> WRITTEN INSTRUCTION
Filter this material down to the lines that hold "день", copying each one.

> PROVIDED INFORMATION

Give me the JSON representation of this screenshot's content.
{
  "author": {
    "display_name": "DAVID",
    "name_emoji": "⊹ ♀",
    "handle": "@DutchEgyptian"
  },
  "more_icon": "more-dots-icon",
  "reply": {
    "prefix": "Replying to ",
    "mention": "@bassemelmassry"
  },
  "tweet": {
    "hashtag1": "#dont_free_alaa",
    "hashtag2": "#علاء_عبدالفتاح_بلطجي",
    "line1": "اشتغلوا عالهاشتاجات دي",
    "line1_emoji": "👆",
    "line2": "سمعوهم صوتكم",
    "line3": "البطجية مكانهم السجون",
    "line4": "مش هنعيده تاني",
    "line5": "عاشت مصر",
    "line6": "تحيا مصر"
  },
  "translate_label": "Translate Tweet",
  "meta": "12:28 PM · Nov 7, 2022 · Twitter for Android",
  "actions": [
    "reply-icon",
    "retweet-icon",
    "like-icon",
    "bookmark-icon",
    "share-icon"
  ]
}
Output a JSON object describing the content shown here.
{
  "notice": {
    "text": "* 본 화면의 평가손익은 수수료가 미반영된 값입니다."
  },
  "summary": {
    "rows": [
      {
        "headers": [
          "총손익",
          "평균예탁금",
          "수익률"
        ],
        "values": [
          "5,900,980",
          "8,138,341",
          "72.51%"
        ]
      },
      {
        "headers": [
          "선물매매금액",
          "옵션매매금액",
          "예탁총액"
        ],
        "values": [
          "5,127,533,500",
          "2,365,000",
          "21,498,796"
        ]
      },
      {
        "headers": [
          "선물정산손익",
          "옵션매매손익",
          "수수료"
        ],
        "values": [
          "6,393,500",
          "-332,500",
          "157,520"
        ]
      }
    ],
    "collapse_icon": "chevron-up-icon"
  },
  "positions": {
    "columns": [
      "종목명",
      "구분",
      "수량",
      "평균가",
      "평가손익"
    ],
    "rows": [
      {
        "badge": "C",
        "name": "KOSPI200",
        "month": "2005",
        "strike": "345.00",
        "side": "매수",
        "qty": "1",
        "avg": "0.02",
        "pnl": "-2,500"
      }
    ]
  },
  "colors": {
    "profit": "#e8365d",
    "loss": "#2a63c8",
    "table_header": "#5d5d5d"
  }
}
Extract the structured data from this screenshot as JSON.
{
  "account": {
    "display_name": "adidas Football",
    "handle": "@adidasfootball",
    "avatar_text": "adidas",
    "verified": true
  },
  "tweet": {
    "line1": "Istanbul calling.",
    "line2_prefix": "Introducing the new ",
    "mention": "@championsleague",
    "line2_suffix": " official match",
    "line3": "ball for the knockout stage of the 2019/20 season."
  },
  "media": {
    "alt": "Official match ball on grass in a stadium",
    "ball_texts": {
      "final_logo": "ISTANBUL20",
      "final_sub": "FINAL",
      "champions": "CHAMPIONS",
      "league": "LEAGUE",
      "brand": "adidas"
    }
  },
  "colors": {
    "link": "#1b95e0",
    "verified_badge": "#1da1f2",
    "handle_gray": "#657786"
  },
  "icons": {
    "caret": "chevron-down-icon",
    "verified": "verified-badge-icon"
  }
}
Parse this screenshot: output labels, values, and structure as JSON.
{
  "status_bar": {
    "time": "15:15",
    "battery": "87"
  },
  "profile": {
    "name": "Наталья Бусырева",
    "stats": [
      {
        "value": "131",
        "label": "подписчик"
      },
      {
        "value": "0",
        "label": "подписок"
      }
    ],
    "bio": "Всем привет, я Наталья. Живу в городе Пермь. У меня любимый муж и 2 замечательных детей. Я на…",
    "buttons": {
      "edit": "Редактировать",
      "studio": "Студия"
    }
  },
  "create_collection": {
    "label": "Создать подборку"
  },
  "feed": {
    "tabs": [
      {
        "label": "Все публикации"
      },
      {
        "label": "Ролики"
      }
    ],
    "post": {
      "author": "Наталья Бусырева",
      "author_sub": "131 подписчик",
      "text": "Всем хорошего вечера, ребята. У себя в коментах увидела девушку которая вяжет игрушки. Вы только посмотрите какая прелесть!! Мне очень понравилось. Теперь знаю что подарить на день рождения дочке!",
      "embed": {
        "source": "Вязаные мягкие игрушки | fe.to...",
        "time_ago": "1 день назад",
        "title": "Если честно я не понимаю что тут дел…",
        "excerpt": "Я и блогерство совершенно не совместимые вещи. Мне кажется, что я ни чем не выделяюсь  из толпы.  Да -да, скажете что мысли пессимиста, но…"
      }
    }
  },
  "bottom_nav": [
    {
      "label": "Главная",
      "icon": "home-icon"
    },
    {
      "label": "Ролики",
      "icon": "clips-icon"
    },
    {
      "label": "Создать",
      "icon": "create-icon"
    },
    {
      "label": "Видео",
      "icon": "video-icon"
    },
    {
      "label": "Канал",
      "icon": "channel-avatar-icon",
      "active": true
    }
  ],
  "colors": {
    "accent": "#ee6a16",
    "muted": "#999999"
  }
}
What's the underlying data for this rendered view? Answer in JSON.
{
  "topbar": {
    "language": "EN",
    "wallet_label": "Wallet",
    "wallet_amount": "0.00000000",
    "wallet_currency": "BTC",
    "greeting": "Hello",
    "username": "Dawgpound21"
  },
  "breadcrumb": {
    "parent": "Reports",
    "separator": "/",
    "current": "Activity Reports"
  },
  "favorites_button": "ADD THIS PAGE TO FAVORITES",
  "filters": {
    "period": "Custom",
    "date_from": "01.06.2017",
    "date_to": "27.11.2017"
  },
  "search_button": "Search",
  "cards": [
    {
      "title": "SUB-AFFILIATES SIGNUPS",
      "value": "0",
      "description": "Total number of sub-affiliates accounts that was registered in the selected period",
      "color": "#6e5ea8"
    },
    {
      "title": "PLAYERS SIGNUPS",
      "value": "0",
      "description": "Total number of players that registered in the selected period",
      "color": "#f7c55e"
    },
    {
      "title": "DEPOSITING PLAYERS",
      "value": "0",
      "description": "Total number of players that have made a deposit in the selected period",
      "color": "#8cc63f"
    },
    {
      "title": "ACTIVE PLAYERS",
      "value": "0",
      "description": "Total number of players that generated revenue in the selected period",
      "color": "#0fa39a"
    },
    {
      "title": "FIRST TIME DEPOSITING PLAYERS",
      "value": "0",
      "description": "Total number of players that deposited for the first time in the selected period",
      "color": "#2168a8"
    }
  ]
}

> SOLUTION TO THIS PROBLEM
      "text": "Всем хорошего вечера, ребята. У себя в коментах увидела девушку которая вяжет игрушки. Вы только посмотрите какая прелесть!! Мне очень понравилось. Теперь знаю что подарить на день рождения дочке!",
        "time_ago": "1 день назад",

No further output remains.